Linux kernel mirror (for testing) git.kernel.org/pub/scm/linux/kernel/git/torvalds/linux.git
kernel os linux

net: openvswitch: allow providing upcall pid for the 'execute' command

When a packet enters OVS datapath and there is no flow to handle it,
packet goes to userspace through a MISS upcall. With per-CPU upcall
dispatch mechanism, we're using the current CPU id to select the
Netlink PID on which to send this packet. This allows us to send
packets from the same traffic flow through the same handler.

The handler will process the packet, install required flow into the
kernel and re-inject the original packet via OVS_PACKET_CMD_EXECUTE.

While handling OVS_PACKET_CMD_EXECUTE, however, we may hit a
recirculation action that will pass the (likely modified) packet
through the flow lookup again. And if the flow is not found, the
packet will be sent to userspace again through another MISS upcall.

[Layout dataset entries]
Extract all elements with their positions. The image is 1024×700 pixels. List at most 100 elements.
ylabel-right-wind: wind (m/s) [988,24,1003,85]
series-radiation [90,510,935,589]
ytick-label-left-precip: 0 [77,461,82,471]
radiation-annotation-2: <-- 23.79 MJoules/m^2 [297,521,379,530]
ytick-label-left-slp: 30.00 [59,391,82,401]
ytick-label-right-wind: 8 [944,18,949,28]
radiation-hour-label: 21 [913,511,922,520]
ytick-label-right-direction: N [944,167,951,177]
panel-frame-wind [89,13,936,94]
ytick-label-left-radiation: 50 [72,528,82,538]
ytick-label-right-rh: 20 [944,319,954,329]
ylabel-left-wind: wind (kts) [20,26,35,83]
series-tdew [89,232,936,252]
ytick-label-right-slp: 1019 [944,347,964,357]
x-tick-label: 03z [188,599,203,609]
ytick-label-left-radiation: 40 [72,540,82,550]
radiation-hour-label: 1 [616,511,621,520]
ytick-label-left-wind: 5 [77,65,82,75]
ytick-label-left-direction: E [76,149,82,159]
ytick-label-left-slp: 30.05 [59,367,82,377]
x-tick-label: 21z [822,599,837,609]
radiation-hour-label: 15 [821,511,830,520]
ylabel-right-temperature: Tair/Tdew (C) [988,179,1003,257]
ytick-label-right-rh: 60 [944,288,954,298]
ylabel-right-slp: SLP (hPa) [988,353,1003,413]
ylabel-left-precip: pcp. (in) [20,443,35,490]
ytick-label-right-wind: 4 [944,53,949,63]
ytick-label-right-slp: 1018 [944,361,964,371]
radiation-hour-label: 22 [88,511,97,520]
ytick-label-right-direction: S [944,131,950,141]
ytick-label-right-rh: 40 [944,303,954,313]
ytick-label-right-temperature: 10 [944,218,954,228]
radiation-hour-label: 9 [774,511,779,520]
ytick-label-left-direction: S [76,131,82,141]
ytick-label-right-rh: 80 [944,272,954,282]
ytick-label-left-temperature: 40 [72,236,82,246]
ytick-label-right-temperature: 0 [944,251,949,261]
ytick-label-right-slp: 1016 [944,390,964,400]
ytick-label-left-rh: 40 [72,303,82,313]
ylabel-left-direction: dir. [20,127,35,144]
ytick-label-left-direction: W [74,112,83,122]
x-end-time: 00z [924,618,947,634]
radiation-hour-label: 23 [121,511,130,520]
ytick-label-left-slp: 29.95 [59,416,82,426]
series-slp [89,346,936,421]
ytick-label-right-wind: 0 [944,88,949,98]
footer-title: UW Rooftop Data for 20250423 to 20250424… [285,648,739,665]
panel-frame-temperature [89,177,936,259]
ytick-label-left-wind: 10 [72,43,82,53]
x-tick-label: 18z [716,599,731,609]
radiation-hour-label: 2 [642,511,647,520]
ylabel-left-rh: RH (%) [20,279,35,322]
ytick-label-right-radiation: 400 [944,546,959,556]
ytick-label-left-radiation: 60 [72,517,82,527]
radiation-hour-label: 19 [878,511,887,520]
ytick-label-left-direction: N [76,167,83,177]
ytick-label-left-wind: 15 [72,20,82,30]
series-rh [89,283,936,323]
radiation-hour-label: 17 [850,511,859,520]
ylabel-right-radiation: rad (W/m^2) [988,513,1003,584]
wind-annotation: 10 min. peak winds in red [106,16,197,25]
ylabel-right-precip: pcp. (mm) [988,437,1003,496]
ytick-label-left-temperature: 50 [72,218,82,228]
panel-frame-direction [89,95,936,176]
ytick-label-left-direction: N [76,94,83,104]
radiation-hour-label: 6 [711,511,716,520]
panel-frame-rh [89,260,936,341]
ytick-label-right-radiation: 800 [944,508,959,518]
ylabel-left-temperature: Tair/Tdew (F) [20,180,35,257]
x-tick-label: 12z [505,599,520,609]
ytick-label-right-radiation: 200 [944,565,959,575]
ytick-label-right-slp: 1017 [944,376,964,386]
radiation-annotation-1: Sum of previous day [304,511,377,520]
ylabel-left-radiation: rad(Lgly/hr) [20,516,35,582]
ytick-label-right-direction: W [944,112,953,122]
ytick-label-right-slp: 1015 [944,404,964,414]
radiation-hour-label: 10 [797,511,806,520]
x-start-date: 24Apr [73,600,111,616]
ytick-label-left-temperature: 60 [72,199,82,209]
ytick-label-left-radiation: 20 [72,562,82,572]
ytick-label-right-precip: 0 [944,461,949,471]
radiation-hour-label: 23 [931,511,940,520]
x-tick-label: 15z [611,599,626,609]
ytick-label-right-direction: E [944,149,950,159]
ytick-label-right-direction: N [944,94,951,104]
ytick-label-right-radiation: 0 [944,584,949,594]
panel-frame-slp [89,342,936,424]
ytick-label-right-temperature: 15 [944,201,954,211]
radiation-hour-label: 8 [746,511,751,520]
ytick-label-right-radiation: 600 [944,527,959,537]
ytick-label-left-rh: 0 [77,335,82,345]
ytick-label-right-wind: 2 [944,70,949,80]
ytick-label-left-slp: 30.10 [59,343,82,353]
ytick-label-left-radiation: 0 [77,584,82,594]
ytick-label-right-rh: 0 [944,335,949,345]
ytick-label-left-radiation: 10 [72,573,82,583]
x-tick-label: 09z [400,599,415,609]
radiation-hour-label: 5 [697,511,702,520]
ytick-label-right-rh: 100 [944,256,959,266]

Work to do →
1. In the openvswitch commit message, through which command does the handler re-inject the original packet?
2. Output the part of the openvswitch commit message that starts at "When a packet" and ends at "the same handler.".

Solutions per task →
1. OVS_PACKET_CMD_EXECUTE

2.
When a packet enters OVS datapath and there is no flow to handle it,
packet goes to userspace through a MISS upcall. With per-CPU upcall
dispatch mechanism, we're using the current CPU id to select the
Netlink PID on which to send this packet. This allows us to send
packets from the same traffic flow through the same handler.